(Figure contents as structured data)
>> start
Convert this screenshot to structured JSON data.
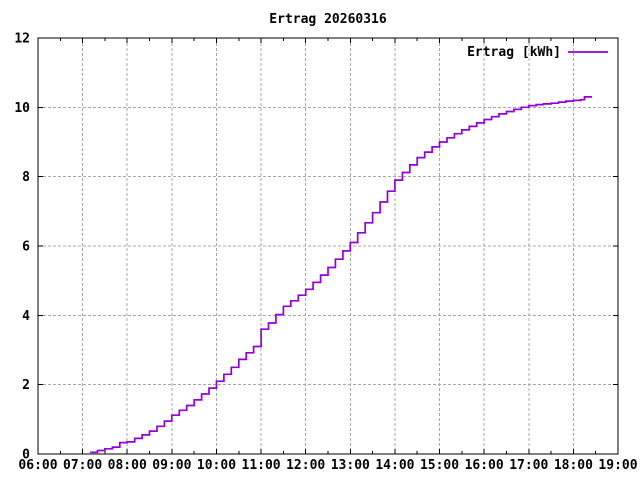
{
  "chart_data": {
    "type": "line",
    "line_style": "steps",
    "title": "Ertrag 20260316",
    "xlabel": "",
    "ylabel": "",
    "x_axis": {
      "tick_labels": [
        "06:00",
        "07:00",
        "08:00",
        "09:00",
        "10:00",
        "11:00",
        "12:00",
        "13:00",
        "14:00",
        "15:00",
        "16:00",
        "17:00",
        "18:00",
        "19:00"
      ],
      "range_hours": [
        6,
        19
      ],
      "minor_tick_every_hours": 0.5
    },
    "y_axis": {
      "tick_labels": [
        "0",
        "2",
        "4",
        "6",
        "8",
        "10",
        "12"
      ],
      "ticks": [
        0,
        2,
        4,
        6,
        8,
        10,
        12
      ],
      "range": [
        0,
        12
      ]
    },
    "grid": {
      "show": true,
      "color": "#a8a8a8",
      "dash": "3,2"
    },
    "legend": {
      "position": "top-right-inside",
      "entries": [
        {
          "label": "Ertrag [kWh]",
          "color": "#9400d3"
        }
      ]
    },
    "colors": {
      "background": "#ffffff",
      "axis": "#000000",
      "text": "#000000",
      "line": "#9400d3"
    },
    "series": [
      {
        "name": "Ertrag [kWh]",
        "color": "#9400d3",
        "points": [
          [
            "07:10",
            0.05
          ],
          [
            "07:20",
            0.1
          ],
          [
            "07:30",
            0.15
          ],
          [
            "07:40",
            0.2
          ],
          [
            "07:50",
            0.33
          ],
          [
            "08:00",
            0.35
          ],
          [
            "08:10",
            0.45
          ],
          [
            "08:20",
            0.55
          ],
          [
            "08:30",
            0.66
          ],
          [
            "08:40",
            0.8
          ],
          [
            "08:50",
            0.95
          ],
          [
            "09:00",
            1.12
          ],
          [
            "09:10",
            1.26
          ],
          [
            "09:20",
            1.4
          ],
          [
            "09:30",
            1.56
          ],
          [
            "09:40",
            1.73
          ],
          [
            "09:50",
            1.9
          ],
          [
            "10:00",
            2.1
          ],
          [
            "10:10",
            2.3
          ],
          [
            "10:20",
            2.5
          ],
          [
            "10:30",
            2.73
          ],
          [
            "10:40",
            2.92
          ],
          [
            "10:50",
            3.1
          ],
          [
            "11:00",
            3.6
          ],
          [
            "11:10",
            3.78
          ],
          [
            "11:20",
            4.02
          ],
          [
            "11:30",
            4.26
          ],
          [
            "11:40",
            4.42
          ],
          [
            "11:50",
            4.58
          ],
          [
            "12:00",
            4.75
          ],
          [
            "12:10",
            4.95
          ],
          [
            "12:20",
            5.16
          ],
          [
            "12:30",
            5.38
          ],
          [
            "12:40",
            5.62
          ],
          [
            "12:50",
            5.86
          ],
          [
            "13:00",
            6.1
          ],
          [
            "13:10",
            6.38
          ],
          [
            "13:20",
            6.67
          ],
          [
            "13:30",
            6.96
          ],
          [
            "13:40",
            7.27
          ],
          [
            "13:50",
            7.58
          ],
          [
            "14:00",
            7.9
          ],
          [
            "14:10",
            8.12
          ],
          [
            "14:20",
            8.34
          ],
          [
            "14:30",
            8.55
          ],
          [
            "14:40",
            8.71
          ],
          [
            "14:50",
            8.86
          ],
          [
            "15:00",
            9.0
          ],
          [
            "15:10",
            9.12
          ],
          [
            "15:20",
            9.24
          ],
          [
            "15:30",
            9.35
          ],
          [
            "15:40",
            9.45
          ],
          [
            "15:50",
            9.55
          ],
          [
            "16:00",
            9.65
          ],
          [
            "16:10",
            9.73
          ],
          [
            "16:20",
            9.81
          ],
          [
            "16:30",
            9.88
          ],
          [
            "16:40",
            9.94
          ],
          [
            "16:50",
            10.0
          ],
          [
            "17:00",
            10.05
          ],
          [
            "17:10",
            10.08
          ],
          [
            "17:20",
            10.1
          ],
          [
            "17:30",
            10.12
          ],
          [
            "17:40",
            10.15
          ],
          [
            "17:50",
            10.18
          ],
          [
            "18:00",
            10.2
          ],
          [
            "18:10",
            10.22
          ],
          [
            "18:15",
            10.3
          ],
          [
            "18:25",
            10.3
          ]
        ]
      }
    ]
  }
}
>> end
Set exercise:
From the entries above, return each line with the word "Ertrag" in it.

Full solution:
    "title": "Ertrag 20260316",
          "label": "Ertrag [kWh]",
        "name": "Ertrag [kWh]",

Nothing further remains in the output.